= Problem description =
The records below are to be copied word for word, with every picture left out.

= Data =

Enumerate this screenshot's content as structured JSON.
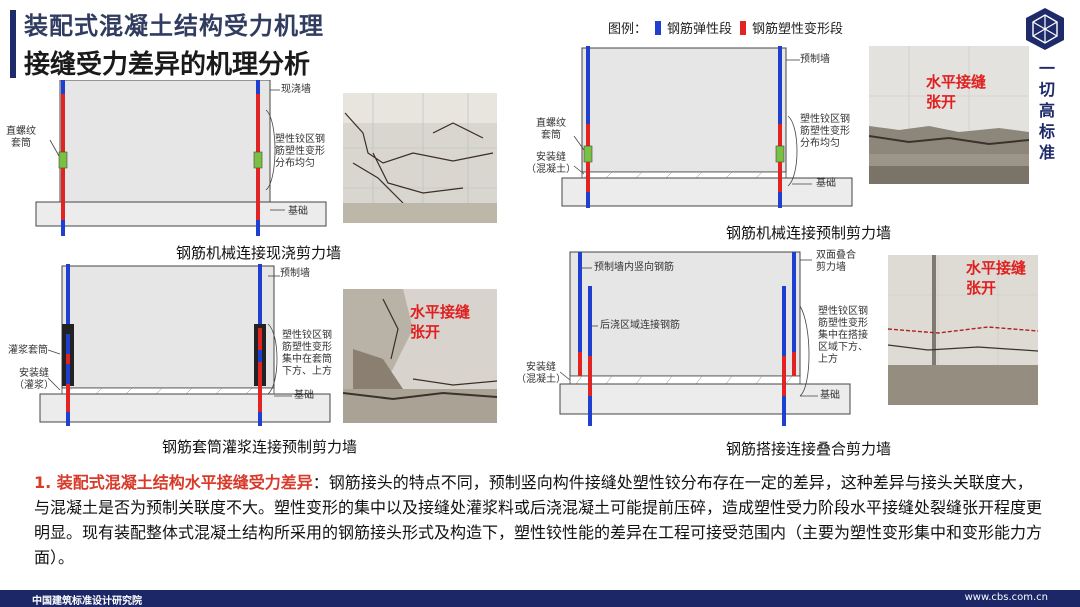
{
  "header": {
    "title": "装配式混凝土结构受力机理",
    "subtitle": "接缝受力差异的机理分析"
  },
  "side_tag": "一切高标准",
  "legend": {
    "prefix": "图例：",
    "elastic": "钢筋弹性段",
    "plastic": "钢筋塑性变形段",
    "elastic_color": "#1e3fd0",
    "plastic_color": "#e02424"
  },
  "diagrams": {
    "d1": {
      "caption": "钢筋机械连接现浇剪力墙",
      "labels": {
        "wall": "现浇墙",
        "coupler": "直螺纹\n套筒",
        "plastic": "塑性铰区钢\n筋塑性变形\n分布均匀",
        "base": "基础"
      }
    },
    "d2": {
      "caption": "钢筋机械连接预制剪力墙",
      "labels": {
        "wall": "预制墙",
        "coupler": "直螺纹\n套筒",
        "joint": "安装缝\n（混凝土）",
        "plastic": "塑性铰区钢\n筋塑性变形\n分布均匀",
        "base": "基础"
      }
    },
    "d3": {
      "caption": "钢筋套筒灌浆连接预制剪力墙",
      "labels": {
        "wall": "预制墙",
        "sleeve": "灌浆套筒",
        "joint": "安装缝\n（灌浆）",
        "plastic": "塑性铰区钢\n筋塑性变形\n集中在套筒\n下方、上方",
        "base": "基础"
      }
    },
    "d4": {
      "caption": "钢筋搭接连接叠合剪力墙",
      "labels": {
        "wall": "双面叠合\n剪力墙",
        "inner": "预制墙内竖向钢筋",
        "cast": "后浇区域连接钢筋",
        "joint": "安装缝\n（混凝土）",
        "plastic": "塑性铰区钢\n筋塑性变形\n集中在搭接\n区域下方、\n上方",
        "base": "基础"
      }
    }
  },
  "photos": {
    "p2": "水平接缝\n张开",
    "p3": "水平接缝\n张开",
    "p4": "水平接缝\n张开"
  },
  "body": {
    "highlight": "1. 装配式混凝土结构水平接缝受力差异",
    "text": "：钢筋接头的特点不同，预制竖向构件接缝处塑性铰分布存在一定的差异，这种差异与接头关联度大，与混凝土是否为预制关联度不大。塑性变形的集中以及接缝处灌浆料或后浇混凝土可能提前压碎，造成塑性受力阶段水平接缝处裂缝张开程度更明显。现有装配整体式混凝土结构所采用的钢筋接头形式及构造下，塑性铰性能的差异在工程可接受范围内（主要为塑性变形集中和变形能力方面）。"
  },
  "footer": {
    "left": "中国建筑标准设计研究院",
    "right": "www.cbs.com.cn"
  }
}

= Full answer =
Enumerate this screenshot's content as structured JSON.
{
  "header": {
    "title": "装配式混凝土结构受力机理",
    "subtitle": "接缝受力差异的机理分析"
  },
  "side_tag": "一切高标准",
  "legend": {
    "prefix": "图例：",
    "elastic": "钢筋弹性段",
    "plastic": "钢筋塑性变形段",
    "elastic_color": "#1e3fd0",
    "plastic_color": "#e02424"
  },
  "diagrams": {
    "d1": {
      "caption": "钢筋机械连接现浇剪力墙",
      "labels": {
        "wall": "现浇墙",
        "coupler": "直螺纹\n套筒",
        "plastic": "塑性铰区钢\n筋塑性变形\n分布均匀",
        "base": "基础"
      }
    },
    "d2": {
      "caption": "钢筋机械连接预制剪力墙",
      "labels": {
        "wall": "预制墙",
        "coupler": "直螺纹\n套筒",
        "joint": "安装缝\n（混凝土）",
        "plastic": "塑性铰区钢\n筋塑性变形\n分布均匀",
        "base": "基础"
      }
    },
    "d3": {
      "caption": "钢筋套筒灌浆连接预制剪力墙",
      "labels": {
        "wall": "预制墙",
        "sleeve": "灌浆套筒",
        "joint": "安装缝\n（灌浆）",
        "plastic": "塑性铰区钢\n筋塑性变形\n集中在套筒\n下方、上方",
        "base": "基础"
      }
    },
    "d4": {
      "caption": "钢筋搭接连接叠合剪力墙",
      "labels": {
        "wall": "双面叠合\n剪力墙",
        "inner": "预制墙内竖向钢筋",
        "cast": "后浇区域连接钢筋",
        "joint": "安装缝\n（混凝土）",
        "plastic": "塑性铰区钢\n筋塑性变形\n集中在搭接\n区域下方、\n上方",
        "base": "基础"
      }
    }
  },
  "photos": {
    "p2": "水平接缝\n张开",
    "p3": "水平接缝\n张开",
    "p4": "水平接缝\n张开"
  },
  "body": {
    "highlight": "1. 装配式混凝土结构水平接缝受力差异",
    "text": "：钢筋接头的特点不同，预制竖向构件接缝处塑性铰分布存在一定的差异，这种差异与接头关联度大，与混凝土是否为预制关联度不大。塑性变形的集中以及接缝处灌浆料或后浇混凝土可能提前压碎，造成塑性受力阶段水平接缝处裂缝张开程度更明显。现有装配整体式混凝土结构所采用的钢筋接头形式及构造下，塑性铰性能的差异在工程可接受范围内（主要为塑性变形集中和变形能力方面）。"
  },
  "footer": {
    "left": "中国建筑标准设计研究院",
    "right": "www.cbs.com.cn"
  }
}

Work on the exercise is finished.